_Instructions to follow_
All of the material below is to be restated word for word, apart from the pictures.

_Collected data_
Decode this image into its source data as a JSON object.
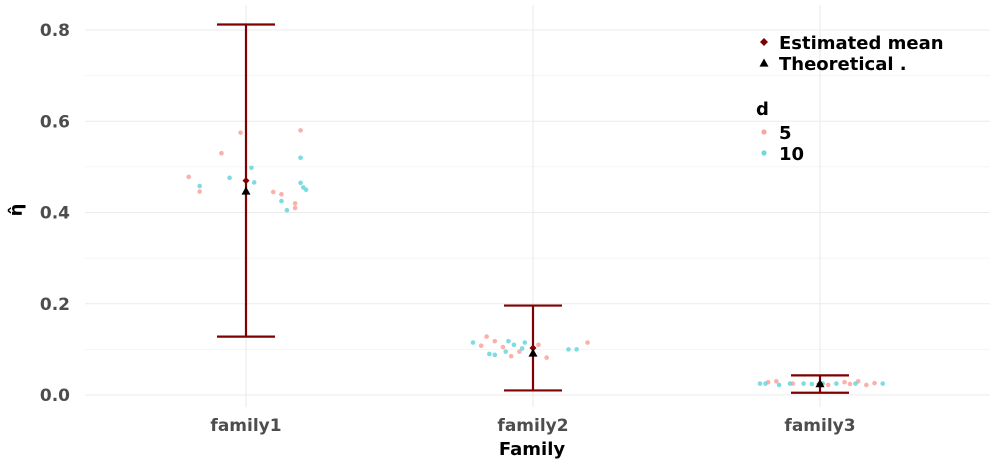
{
  "chart_data": {
    "type": "scatter",
    "xlabel": "Family",
    "ylabel": "η̂",
    "categories": [
      "family1",
      "family2",
      "family3"
    ],
    "ylim": [
      -0.02,
      0.85
    ],
    "y_ticks": [
      "0.0",
      "0.2",
      "0.4",
      "0.6",
      "0.8"
    ],
    "grid": true,
    "legend_position": "top-right",
    "legend_stat_entries": [
      {
        "label": "Estimated mean",
        "shape": "diamond",
        "color": "#7f0000"
      },
      {
        "label": "Theoretical .",
        "shape": "triangle",
        "color": "#000000"
      }
    ],
    "legend_d_title": "d",
    "series": [
      {
        "name": "5",
        "color": "#f8a8a0",
        "points": [
          {
            "cat": 0,
            "jitter": -0.21,
            "y": 0.478
          },
          {
            "cat": 0,
            "jitter": -0.17,
            "y": 0.446
          },
          {
            "cat": 0,
            "jitter": -0.09,
            "y": 0.53
          },
          {
            "cat": 0,
            "jitter": -0.02,
            "y": 0.575
          },
          {
            "cat": 0,
            "jitter": 0.1,
            "y": 0.445
          },
          {
            "cat": 0,
            "jitter": 0.13,
            "y": 0.44
          },
          {
            "cat": 0,
            "jitter": 0.18,
            "y": 0.42
          },
          {
            "cat": 0,
            "jitter": 0.18,
            "y": 0.41
          },
          {
            "cat": 0,
            "jitter": 0.2,
            "y": 0.58
          },
          {
            "cat": 1,
            "jitter": -0.19,
            "y": 0.108
          },
          {
            "cat": 1,
            "jitter": -0.17,
            "y": 0.128
          },
          {
            "cat": 1,
            "jitter": -0.14,
            "y": 0.118
          },
          {
            "cat": 1,
            "jitter": -0.11,
            "y": 0.105
          },
          {
            "cat": 1,
            "jitter": -0.08,
            "y": 0.085
          },
          {
            "cat": 1,
            "jitter": -0.05,
            "y": 0.095
          },
          {
            "cat": 1,
            "jitter": 0.02,
            "y": 0.11
          },
          {
            "cat": 1,
            "jitter": 0.05,
            "y": 0.082
          },
          {
            "cat": 1,
            "jitter": 0.2,
            "y": 0.115
          },
          {
            "cat": 2,
            "jitter": -0.19,
            "y": 0.028
          },
          {
            "cat": 2,
            "jitter": -0.16,
            "y": 0.03
          },
          {
            "cat": 2,
            "jitter": -0.1,
            "y": 0.025
          },
          {
            "cat": 2,
            "jitter": 0.03,
            "y": 0.022
          },
          {
            "cat": 2,
            "jitter": 0.09,
            "y": 0.028
          },
          {
            "cat": 2,
            "jitter": 0.11,
            "y": 0.024
          },
          {
            "cat": 2,
            "jitter": 0.14,
            "y": 0.03
          },
          {
            "cat": 2,
            "jitter": 0.17,
            "y": 0.022
          },
          {
            "cat": 2,
            "jitter": 0.2,
            "y": 0.026
          }
        ]
      },
      {
        "name": "10",
        "color": "#6ed8df",
        "points": [
          {
            "cat": 0,
            "jitter": -0.17,
            "y": 0.458
          },
          {
            "cat": 0,
            "jitter": -0.06,
            "y": 0.476
          },
          {
            "cat": 0,
            "jitter": 0.02,
            "y": 0.498
          },
          {
            "cat": 0,
            "jitter": 0.03,
            "y": 0.466
          },
          {
            "cat": 0,
            "jitter": 0.13,
            "y": 0.425
          },
          {
            "cat": 0,
            "jitter": 0.15,
            "y": 0.405
          },
          {
            "cat": 0,
            "jitter": 0.2,
            "y": 0.52
          },
          {
            "cat": 0,
            "jitter": 0.2,
            "y": 0.465
          },
          {
            "cat": 0,
            "jitter": 0.21,
            "y": 0.455
          },
          {
            "cat": 0,
            "jitter": 0.22,
            "y": 0.45
          },
          {
            "cat": 1,
            "jitter": -0.22,
            "y": 0.115
          },
          {
            "cat": 1,
            "jitter": -0.16,
            "y": 0.09
          },
          {
            "cat": 1,
            "jitter": -0.14,
            "y": 0.088
          },
          {
            "cat": 1,
            "jitter": -0.1,
            "y": 0.095
          },
          {
            "cat": 1,
            "jitter": -0.09,
            "y": 0.118
          },
          {
            "cat": 1,
            "jitter": -0.07,
            "y": 0.11
          },
          {
            "cat": 1,
            "jitter": -0.04,
            "y": 0.102
          },
          {
            "cat": 1,
            "jitter": -0.03,
            "y": 0.115
          },
          {
            "cat": 1,
            "jitter": 0.13,
            "y": 0.1
          },
          {
            "cat": 1,
            "jitter": 0.16,
            "y": 0.1
          },
          {
            "cat": 2,
            "jitter": -0.22,
            "y": 0.025
          },
          {
            "cat": 2,
            "jitter": -0.2,
            "y": 0.025
          },
          {
            "cat": 2,
            "jitter": -0.15,
            "y": 0.022
          },
          {
            "cat": 2,
            "jitter": -0.11,
            "y": 0.025
          },
          {
            "cat": 2,
            "jitter": -0.06,
            "y": 0.025
          },
          {
            "cat": 2,
            "jitter": -0.03,
            "y": 0.024
          },
          {
            "cat": 2,
            "jitter": 0.01,
            "y": 0.025
          },
          {
            "cat": 2,
            "jitter": 0.06,
            "y": 0.025
          },
          {
            "cat": 2,
            "jitter": 0.13,
            "y": 0.025
          },
          {
            "cat": 2,
            "jitter": 0.23,
            "y": 0.025
          }
        ]
      }
    ],
    "error_bars": [
      {
        "cat": 0,
        "low": 0.128,
        "high": 0.812,
        "mean": 0.47
      },
      {
        "cat": 1,
        "low": 0.01,
        "high": 0.196,
        "mean": 0.103
      },
      {
        "cat": 2,
        "low": 0.005,
        "high": 0.043,
        "mean": 0.024
      }
    ],
    "theoretical": [
      {
        "cat": 0,
        "y": 0.447
      },
      {
        "cat": 1,
        "y": 0.092
      },
      {
        "cat": 2,
        "y": 0.025
      }
    ],
    "colors": {
      "errorbar": "#7f0000",
      "theoretical": "#000000",
      "grid": "#ebebeb"
    }
  }
}
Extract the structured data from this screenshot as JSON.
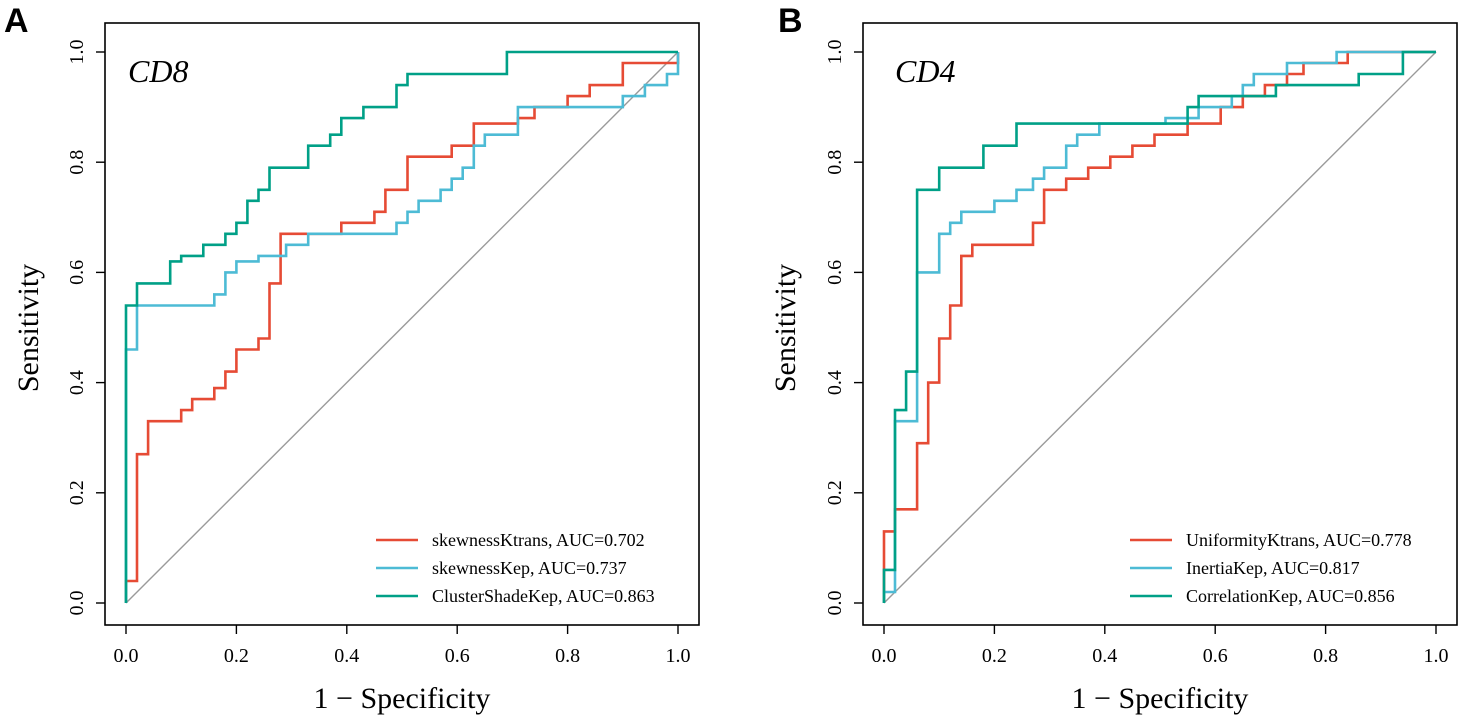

_Exercise result_
Decode this image into its source data as a JSON object.
{
  "chart_data": {
    "type": "scatter",
    "xlabel": "Family",
    "ylabel": "η̂",
    "categories": [
      "family1",
      "family2",
      "family3"
    ],
    "ylim": [
      -0.02,
      0.85
    ],
    "y_ticks": [
      "0.0",
      "0.2",
      "0.4",
      "0.6",
      "0.8"
    ],
    "grid": true,
    "legend_position": "top-right",
    "legend_stat_entries": [
      {
        "label": "Estimated mean",
        "shape": "diamond",
        "color": "#7f0000"
      },
      {
        "label": "Theoretical .",
        "shape": "triangle",
        "color": "#000000"
      }
    ],
    "legend_d_title": "d",
    "series": [
      {
        "name": "5",
        "color": "#f8a8a0",
        "points": [
          {
            "cat": 0,
            "jitter": -0.21,
            "y": 0.478
          },
          {
            "cat": 0,
            "jitter": -0.17,
            "y": 0.446
          },
          {
            "cat": 0,
            "jitter": -0.09,
            "y": 0.53
          },
          {
            "cat": 0,
            "jitter": -0.02,
            "y": 0.575
          },
          {
            "cat": 0,
            "jitter": 0.1,
            "y": 0.445
          },
          {
            "cat": 0,
            "jitter": 0.13,
            "y": 0.44
          },
          {
            "cat": 0,
            "jitter": 0.18,
            "y": 0.42
          },
          {
            "cat": 0,
            "jitter": 0.18,
            "y": 0.41
          },
          {
            "cat": 0,
            "jitter": 0.2,
            "y": 0.58
          },
          {
            "cat": 1,
            "jitter": -0.19,
            "y": 0.108
          },
          {
            "cat": 1,
            "jitter": -0.17,
            "y": 0.128
          },
          {
            "cat": 1,
            "jitter": -0.14,
            "y": 0.118
          },
          {
            "cat": 1,
            "jitter": -0.11,
            "y": 0.105
          },
          {
            "cat": 1,
            "jitter": -0.08,
            "y": 0.085
          },
          {
            "cat": 1,
            "jitter": -0.05,
            "y": 0.095
          },
          {
            "cat": 1,
            "jitter": 0.02,
            "y": 0.11
          },
          {
            "cat": 1,
            "jitter": 0.05,
            "y": 0.082
          },
          {
            "cat": 1,
            "jitter": 0.2,
            "y": 0.115
          },
          {
            "cat": 2,
            "jitter": -0.19,
            "y": 0.028
          },
          {
            "cat": 2,
            "jitter": -0.16,
            "y": 0.03
          },
          {
            "cat": 2,
            "jitter": -0.1,
            "y": 0.025
          },
          {
            "cat": 2,
            "jitter": 0.03,
            "y": 0.022
          },
          {
            "cat": 2,
            "jitter": 0.09,
            "y": 0.028
          },
          {
            "cat": 2,
            "jitter": 0.11,
            "y": 0.024
          },
          {
            "cat": 2,
            "jitter": 0.14,
            "y": 0.03
          },
          {
            "cat": 2,
            "jitter": 0.17,
            "y": 0.022
          },
          {
            "cat": 2,
            "jitter": 0.2,
            "y": 0.026
          }
        ]
      },
      {
        "name": "10",
        "color": "#6ed8df",
        "points": [
          {
            "cat": 0,
            "jitter": -0.17,
            "y": 0.458
          },
          {
            "cat": 0,
            "jitter": -0.06,
            "y": 0.476
          },
          {
            "cat": 0,
            "jitter": 0.02,
            "y": 0.498
          },
          {
            "cat": 0,
            "jitter": 0.03,
            "y": 0.466
          },
          {
            "cat": 0,
            "jitter": 0.13,
            "y": 0.425
          },
          {
            "cat": 0,
            "jitter": 0.15,
            "y": 0.405
          },
          {
            "cat": 0,
            "jitter": 0.2,
            "y": 0.52
          },
          {
            "cat": 0,
            "jitter": 0.2,
            "y": 0.465
          },
          {
            "cat": 0,
            "jitter": 0.21,
            "y": 0.455
          },
          {
            "cat": 0,
            "jitter": 0.22,
            "y": 0.45
          },
          {
            "cat": 1,
            "jitter": -0.22,
            "y": 0.115
          },
          {
            "cat": 1,
            "jitter": -0.16,
            "y": 0.09
          },
          {
            "cat": 1,
            "jitter": -0.14,
            "y": 0.088
          },
          {
            "cat": 1,
            "jitter": -0.1,
            "y": 0.095
          },
          {
            "cat": 1,
            "jitter": -0.09,
            "y": 0.118
          },
          {
            "cat": 1,
            "jitter": -0.07,
            "y": 0.11
          },
          {
            "cat": 1,
            "jitter": -0.04,
            "y": 0.102
          },
          {
            "cat": 1,
            "jitter": -0.03,
            "y": 0.115
          },
          {
            "cat": 1,
            "jitter": 0.13,
            "y": 0.1
          },
          {
            "cat": 1,
            "jitter": 0.16,
            "y": 0.1
          },
          {
            "cat": 2,
            "jitter": -0.22,
            "y": 0.025
          },
          {
            "cat": 2,
            "jitter": -0.2,
            "y": 0.025
          },
          {
            "cat": 2,
            "jitter": -0.15,
            "y": 0.022
          },
          {
            "cat": 2,
            "jitter": -0.11,
            "y": 0.025
          },
          {
            "cat": 2,
            "jitter": -0.06,
            "y": 0.025
          },
          {
            "cat": 2,
            "jitter": -0.03,
            "y": 0.024
          },
          {
            "cat": 2,
            "jitter": 0.01,
            "y": 0.025
          },
          {
            "cat": 2,
            "jitter": 0.06,
            "y": 0.025
          },
          {
            "cat": 2,
            "jitter": 0.13,
            "y": 0.025
          },
          {
            "cat": 2,
            "jitter": 0.23,
            "y": 0.025
          }
        ]
      }
    ],
    "error_bars": [
      {
        "cat": 0,
        "low": 0.128,
        "high": 0.812,
        "mean": 0.47
      },
      {
        "cat": 1,
        "low": 0.01,
        "high": 0.196,
        "mean": 0.103
      },
      {
        "cat": 2,
        "low": 0.005,
        "high": 0.043,
        "mean": 0.024
      }
    ],
    "theoretical": [
      {
        "cat": 0,
        "y": 0.447
      },
      {
        "cat": 1,
        "y": 0.092
      },
      {
        "cat": 2,
        "y": 0.025
      }
    ],
    "colors": {
      "errorbar": "#7f0000",
      "theoretical": "#000000",
      "grid": "#ebebeb"
    }
  }
}
Extract the structured data from this screenshot as JSON.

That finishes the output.